Exercise details: Copy out the passage below on the pathophysiological mechanisms of ADSL deficiency word for word, in full.

Text block:
---+---
Pathophysiological mechanisms
Two main hypotheses could explain the symptoms of ADSL deficiency: impaired synthesis of purine nucleotides, and neurotoxic effects of the accumulating succinylpurines. Decreased concentrations of purine nucleotides could not be evidenced in various tissues of ADSL-deficient patients. This can be explained by residual activity of ADSL, and by supply of purines via the salvage enzymes, hypoxanthine-guanine phosphoribosyltransferase and adenine phosphoribosyltransferase (Figure 1). As discussed above, present evidence indicates that the more severe presentations of ADSL deficiency tend to be associated with S-Ado/SAICA-riboside ratios around 1, whereas in milder clinical pictures these ratios are comprised between 2 and 4. This suggests that SAICA-riboside is the neurotoxic compound, and that S-Ado could protect against its deleterious effects.
---+---
Entries shown:
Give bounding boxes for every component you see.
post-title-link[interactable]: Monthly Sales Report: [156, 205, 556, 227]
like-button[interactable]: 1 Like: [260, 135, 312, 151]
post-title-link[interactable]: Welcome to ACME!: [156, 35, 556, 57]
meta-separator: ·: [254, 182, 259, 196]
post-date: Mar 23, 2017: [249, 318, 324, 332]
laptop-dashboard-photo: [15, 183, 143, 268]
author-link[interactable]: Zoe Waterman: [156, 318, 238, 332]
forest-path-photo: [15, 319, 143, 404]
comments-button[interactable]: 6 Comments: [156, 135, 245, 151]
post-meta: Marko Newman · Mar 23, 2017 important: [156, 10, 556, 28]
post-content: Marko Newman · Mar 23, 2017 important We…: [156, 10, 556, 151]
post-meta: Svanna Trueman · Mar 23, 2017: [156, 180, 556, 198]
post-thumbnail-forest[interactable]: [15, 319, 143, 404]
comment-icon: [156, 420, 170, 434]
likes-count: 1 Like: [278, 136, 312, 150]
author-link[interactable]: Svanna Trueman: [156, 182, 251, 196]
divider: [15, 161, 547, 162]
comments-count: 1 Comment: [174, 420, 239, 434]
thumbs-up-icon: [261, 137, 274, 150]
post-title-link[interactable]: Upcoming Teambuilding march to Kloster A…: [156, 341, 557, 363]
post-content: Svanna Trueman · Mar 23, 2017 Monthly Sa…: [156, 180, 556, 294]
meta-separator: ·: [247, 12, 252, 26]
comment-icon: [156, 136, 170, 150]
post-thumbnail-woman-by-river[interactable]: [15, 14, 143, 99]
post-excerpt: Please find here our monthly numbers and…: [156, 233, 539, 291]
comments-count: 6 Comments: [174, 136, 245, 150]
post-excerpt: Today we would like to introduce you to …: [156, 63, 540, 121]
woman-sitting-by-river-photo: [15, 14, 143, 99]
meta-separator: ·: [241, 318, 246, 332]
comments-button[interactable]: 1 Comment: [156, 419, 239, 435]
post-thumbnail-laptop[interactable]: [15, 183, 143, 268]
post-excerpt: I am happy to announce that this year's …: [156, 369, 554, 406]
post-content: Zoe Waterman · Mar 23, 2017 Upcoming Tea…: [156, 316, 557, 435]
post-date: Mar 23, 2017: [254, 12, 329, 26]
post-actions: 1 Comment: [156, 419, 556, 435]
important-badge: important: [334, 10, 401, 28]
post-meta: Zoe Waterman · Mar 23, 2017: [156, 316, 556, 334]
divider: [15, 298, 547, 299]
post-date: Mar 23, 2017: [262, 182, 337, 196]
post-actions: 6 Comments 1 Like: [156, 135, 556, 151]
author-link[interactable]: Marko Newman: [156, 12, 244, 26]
---+---
Task answer:
Pathophysiological mechanisms
Two main hypotheses could explain the symptoms of ADSL deficiency: impaired synthesis of purine nucleotides, and neurotoxic effects of the accumulating succinylpurines. Decreased concentrations of purine nucleotides could not be evidenced in various tissues of ADSL-deficient patients. This can be explained by residual activity of ADSL, and by supply of purines via the salvage enzymes, hypoxanthine-guanine phosphoribosyltransferase and adenine phosphoribosyltransferase (Figure 1). As discussed above, present evidence indicates that the more severe presentations of ADSL deficiency tend to be associated with S-Ado/SAICA-riboside ratios around 1, whereas in milder clinical pictures these ratios are comprised between 2 and 4. This suggests that SAICA-riboside is the neurotoxic compound, and that S-Ado could protect against its deleterious effects.